▶ [Task to complete]: Transcribe every line, keeping it exact.

▶ [Input records]:

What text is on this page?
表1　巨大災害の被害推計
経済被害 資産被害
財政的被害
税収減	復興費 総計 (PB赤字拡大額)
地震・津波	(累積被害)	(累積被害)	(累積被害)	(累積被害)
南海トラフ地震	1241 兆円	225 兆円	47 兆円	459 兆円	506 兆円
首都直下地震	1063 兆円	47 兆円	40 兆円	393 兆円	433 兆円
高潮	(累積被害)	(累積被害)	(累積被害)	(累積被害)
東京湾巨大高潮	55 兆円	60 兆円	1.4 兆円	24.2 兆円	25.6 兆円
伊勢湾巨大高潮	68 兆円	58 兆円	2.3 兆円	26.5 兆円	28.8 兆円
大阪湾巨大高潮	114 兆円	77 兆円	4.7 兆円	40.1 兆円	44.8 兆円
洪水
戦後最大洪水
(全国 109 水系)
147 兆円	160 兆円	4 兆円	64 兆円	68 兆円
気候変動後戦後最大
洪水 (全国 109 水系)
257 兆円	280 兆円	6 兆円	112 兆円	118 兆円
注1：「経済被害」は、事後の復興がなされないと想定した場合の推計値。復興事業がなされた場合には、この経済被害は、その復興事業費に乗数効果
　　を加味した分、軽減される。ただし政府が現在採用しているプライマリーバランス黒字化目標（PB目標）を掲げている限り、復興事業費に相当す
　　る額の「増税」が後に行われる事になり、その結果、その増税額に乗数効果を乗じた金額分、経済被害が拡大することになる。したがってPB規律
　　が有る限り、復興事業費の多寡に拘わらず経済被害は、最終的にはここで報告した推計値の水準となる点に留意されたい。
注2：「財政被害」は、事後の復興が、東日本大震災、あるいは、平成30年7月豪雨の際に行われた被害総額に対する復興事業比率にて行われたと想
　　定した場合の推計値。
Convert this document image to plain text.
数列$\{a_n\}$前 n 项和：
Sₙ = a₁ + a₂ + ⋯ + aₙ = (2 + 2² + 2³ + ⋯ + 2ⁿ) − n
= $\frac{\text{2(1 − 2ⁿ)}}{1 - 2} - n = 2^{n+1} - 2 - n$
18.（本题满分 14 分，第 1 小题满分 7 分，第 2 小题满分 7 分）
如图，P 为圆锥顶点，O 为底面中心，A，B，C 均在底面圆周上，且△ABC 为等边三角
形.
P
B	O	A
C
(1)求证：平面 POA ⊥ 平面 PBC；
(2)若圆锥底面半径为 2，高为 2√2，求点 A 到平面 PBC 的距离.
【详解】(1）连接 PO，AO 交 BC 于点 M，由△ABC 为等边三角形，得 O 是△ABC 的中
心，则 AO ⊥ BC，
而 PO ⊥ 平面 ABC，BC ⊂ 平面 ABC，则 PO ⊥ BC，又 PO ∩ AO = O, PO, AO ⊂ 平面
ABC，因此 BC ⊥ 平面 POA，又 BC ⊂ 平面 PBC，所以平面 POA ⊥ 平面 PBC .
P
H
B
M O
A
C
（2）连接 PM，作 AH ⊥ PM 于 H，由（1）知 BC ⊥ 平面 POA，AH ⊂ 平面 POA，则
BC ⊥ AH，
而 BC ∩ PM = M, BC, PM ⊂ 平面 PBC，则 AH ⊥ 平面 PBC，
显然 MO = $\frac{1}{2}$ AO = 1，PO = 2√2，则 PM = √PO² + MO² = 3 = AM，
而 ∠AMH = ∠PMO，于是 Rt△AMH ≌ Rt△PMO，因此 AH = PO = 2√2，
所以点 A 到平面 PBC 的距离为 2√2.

▶ [Written reply]:
What text is on this page?
表1　巨大災害の被害推計
経済被害 資産被害
財政的被害
税収減	復興費 総計 (PB赤字拡大額)
地震・津波	(累積被害)	(累積被害)	(累積被害)	(累積被害)
南海トラフ地震	1241 兆円	225 兆円	47 兆円	459 兆円	506 兆円
首都直下地震	1063 兆円	47 兆円	40 兆円	393 兆円	433 兆円
高潮	(累積被害)	(累積被害)	(累積被害)	(累積被害)
東京湾巨大高潮	55 兆円	60 兆円	1.4 兆円	24.2 兆円	25.6 兆円
伊勢湾巨大高潮	68 兆円	58 兆円	2.3 兆円	26.5 兆円	28.8 兆円
大阪湾巨大高潮	114 兆円	77 兆円	4.7 兆円	40.1 兆円	44.8 兆円
洪水
戦後最大洪水
(全国 109 水系)
147 兆円	160 兆円	4 兆円	64 兆円	68 兆円
気候変動後戦後最大
洪水 (全国 109 水系)
257 兆円	280 兆円	6 兆円	112 兆円	118 兆円
注1：「経済被害」は、事後の復興がなされないと想定した場合の推計値。復興事業がなされた場合には、この経済被害は、その復興事業費に乗数効果
　　を加味した分、軽減される。ただし政府が現在採用しているプライマリーバランス黒字化目標（PB目標）を掲げている限り、復興事業費に相当す
　　る額の「増税」が後に行われる事になり、その結果、その増税額に乗数効果を乗じた金額分、経済被害が拡大することになる。したがってPB規律
　　が有る限り、復興事業費の多寡に拘わらず経済被害は、最終的にはここで報告した推計値の水準となる点に留意されたい。
注2：「財政被害」は、事後の復興が、東日本大震災、あるいは、平成30年7月豪雨の際に行われた被害総額に対する復興事業比率にて行われたと想
　　定した場合の推計値。
Convert this document image to plain text.
数列$\{a_n\}$前 n 项和：
Sₙ = a₁ + a₂ + ⋯ + aₙ = (2 + 2² + 2³ + ⋯ + 2ⁿ) − n
= $\frac{\text{2(1 − 2ⁿ)}}{1 - 2} - n = 2^{n+1} - 2 - n$
18.（本题满分 14 分，第 1 小题满分 7 分，第 2 小题满分 7 分）
如图，P 为圆锥顶点，O 为底面中心，A，B，C 均在底面圆周上，且△ABC 为等边三角
形.
P
B	O	A
C
(1)求证：平面 POA ⊥ 平面 PBC；
(2)若圆锥底面半径为 2，高为 2√2，求点 A 到平面 PBC 的距离.
【详解】(1）连接 PO，AO 交 BC 于点 M，由△ABC 为等边三角形，得 O 是△ABC 的中
心，则 AO ⊥ BC，
而 PO ⊥ 平面 ABC，BC ⊂ 平面 ABC，则 PO ⊥ BC，又 PO ∩ AO = O, PO, AO ⊂ 平面
ABC，因此 BC ⊥ 平面 POA，又 BC ⊂ 平面 PBC，所以平面 POA ⊥ 平面 PBC .
P
H
B
M O
A
C
（2）连接 PM，作 AH ⊥ PM 于 H，由（1）知 BC ⊥ 平面 POA，AH ⊂ 平面 POA，则
BC ⊥ AH，
而 BC ∩ PM = M, BC, PM ⊂ 平面 PBC，则 AH ⊥ 平面 PBC，
显然 MO = $\frac{1}{2}$ AO = 1，PO = 2√2，则 PM = √PO² + MO² = 3 = AM，
而 ∠AMH = ∠PMO，于是 Rt△AMH ≌ Rt△PMO，因此 AH = PO = 2√2，
所以点 A 到平面 PBC 的距离为 2√2.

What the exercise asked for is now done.